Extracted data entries
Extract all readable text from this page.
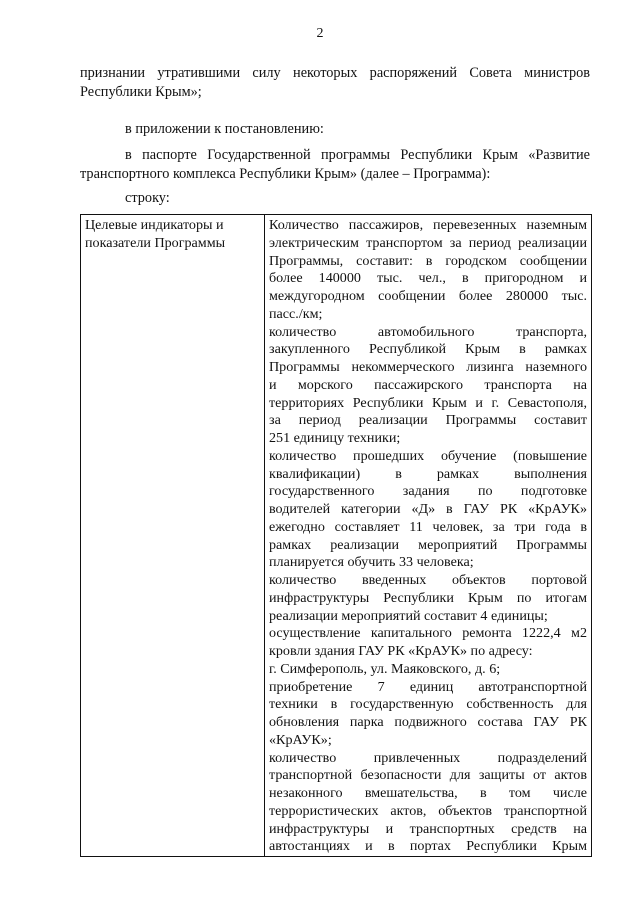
2
признании утратившими силу некоторых распоряжений Совета министров
Республики Крым»;
в приложении к постановлению:
в паспорте Государственной программы Республики Крым «Развитие
транспортного комплекса Республики Крым» (далее – Программа):
строку:
Целевые индикаторы и
показатели Программы

Количество пассажиров, перевезенных наземным
электрическим транспортом за период реализации
Программы, составит: в городском сообщении
более 140000 тыс. чел., в пригородном и
междугородном сообщении более 280000 тыс.
пасс./км;
количество автомобильного транспорта,
закупленного Республикой Крым в рамках
Программы некоммерческого лизинга наземного
и морского пассажирского транспорта на
территориях Республики Крым и г. Севастополя,
за период реализации Программы составит
251 единицу техники;
количество прошедших обучение (повышение
квалификации) в рамках выполнения
государственного задания по подготовке
водителей категории «Д» в ГАУ РК «КрАУК»
ежегодно составляет 11 человек, за три года в
рамках реализации мероприятий Программы
планируется обучить 33 человека;
количество введенных объектов портовой
инфраструктуры Республики Крым по итогам
реализации мероприятий составит 4 единицы;
осуществление капитального ремонта 1222,4 м2
кровли здания ГАУ РК «КрАУК» по адресу:
г. Симферополь, ул. Маяковского, д. 6;
приобретение 7 единиц автотранспортной
техники в государственную собственность для
обновления парка подвижного состава ГАУ РК
«КрАУК»;
количество привлеченных подразделений
транспортной безопасности для защиты от актов
незаконного вмешательства, в том числе
террористических актов, объектов транспортной
инфраструктуры и транспортных средств на
автостанциях и в портах Республики Крым
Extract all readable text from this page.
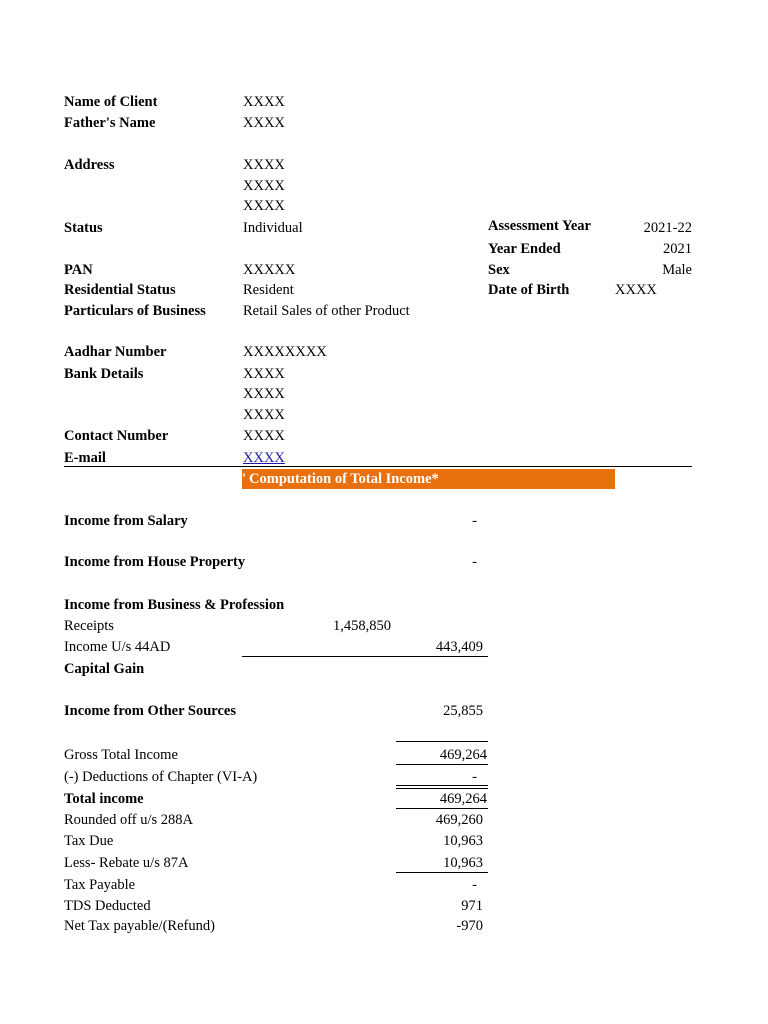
Name of Client	XXXX
Father's Name	XXXX
Address	XXXX
XXXX
XXXX
Status	Individual
PAN	XXXXX
Residential Status	Resident
Particulars of Business	Retail Sales of other Product
Aadhar Number	XXXXXXXX
Bank Details	XXXX
XXXX
XXXX
Contact Number	XXXX
E-mail	XXXX
Assessment Year	2021-22
Year Ended	2021
Sex	Male
Date of Birth	XXXX
' Computation of Total Income*
Income from Salary	-
Income from House Property	-
Income from Business & Profession
Receipts	1,458,850
Income U/s 44AD	443,409
Capital Gain
Income from Other Sources	25,855
Gross Total Income	469,264
(-) Deductions of Chapter (VI-A)	-
Total income	469,264
Rounded off u/s 288A	469,260
Tax Due	10,963
Less- Rebate u/s 87A	10,963
Tax Payable	-
TDS Deducted	971
Net Tax payable/(Refund)	-970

:: Task description ::
Each line of the data should be quoted exactly, with pictures left out.

:: Answer to this problem ::
Extract all readable text from this page.
2
признании утратившими силу некоторых распоряжений Совета министров
Республики Крым»;
в приложении к постановлению:
в паспорте Государственной программы Республики Крым «Развитие
транспортного комплекса Республики Крым» (далее – Программа):
строку:
Целевые индикаторы и
показатели Программы

Количество пассажиров, перевезенных наземным
электрическим транспортом за период реализации
Программы, составит: в городском сообщении
более 140000 тыс. чел., в пригородном и
междугородном сообщении более 280000 тыс.
пасс./км;
количество автомобильного транспорта,
закупленного Республикой Крым в рамках
Программы некоммерческого лизинга наземного
и морского пассажирского транспорта на
территориях Республики Крым и г. Севастополя,
за период реализации Программы составит
251 единицу техники;
количество прошедших обучение (повышение
квалификации) в рамках выполнения
государственного задания по подготовке
водителей категории «Д» в ГАУ РК «КрАУК»
ежегодно составляет 11 человек, за три года в
рамках реализации мероприятий Программы
планируется обучить 33 человека;
количество введенных объектов портовой
инфраструктуры Республики Крым по итогам
реализации мероприятий составит 4 единицы;
осуществление капитального ремонта 1222,4 м2
кровли здания ГАУ РК «КрАУК» по адресу:
г. Симферополь, ул. Маяковского, д. 6;
приобретение 7 единиц автотранспортной
техники в государственную собственность для
обновления парка подвижного состава ГАУ РК
«КрАУК»;
количество привлеченных подразделений
транспортной безопасности для защиты от актов
незаконного вмешательства, в том числе
террористических актов, объектов транспортной
инфраструктуры и транспортных средств на
автостанциях и в портах Республики Крым
Extract all readable text from this page.
Name of Client	XXXX
Father's Name	XXXX
Address	XXXX
XXXX
XXXX
Status	Individual
PAN	XXXXX
Residential Status	Resident
Particulars of Business	Retail Sales of other Product
Aadhar Number	XXXXXXXX
Bank Details	XXXX
XXXX
XXXX
Contact Number	XXXX
E-mail	XXXX
Assessment Year	2021-22
Year Ended	2021
Sex	Male
Date of Birth	XXXX
' Computation of Total Income*
Income from Salary	-
Income from House Property	-
Income from Business & Profession
Receipts	1,458,850
Income U/s 44AD	443,409
Capital Gain
Income from Other Sources	25,855
Gross Total Income	469,264
(-) Deductions of Chapter (VI-A)	-
Total income	469,264
Rounded off u/s 288A	469,260
Tax Due	10,963
Less- Rebate u/s 87A	10,963
Tax Payable	-
TDS Deducted	971
Net Tax payable/(Refund)	-970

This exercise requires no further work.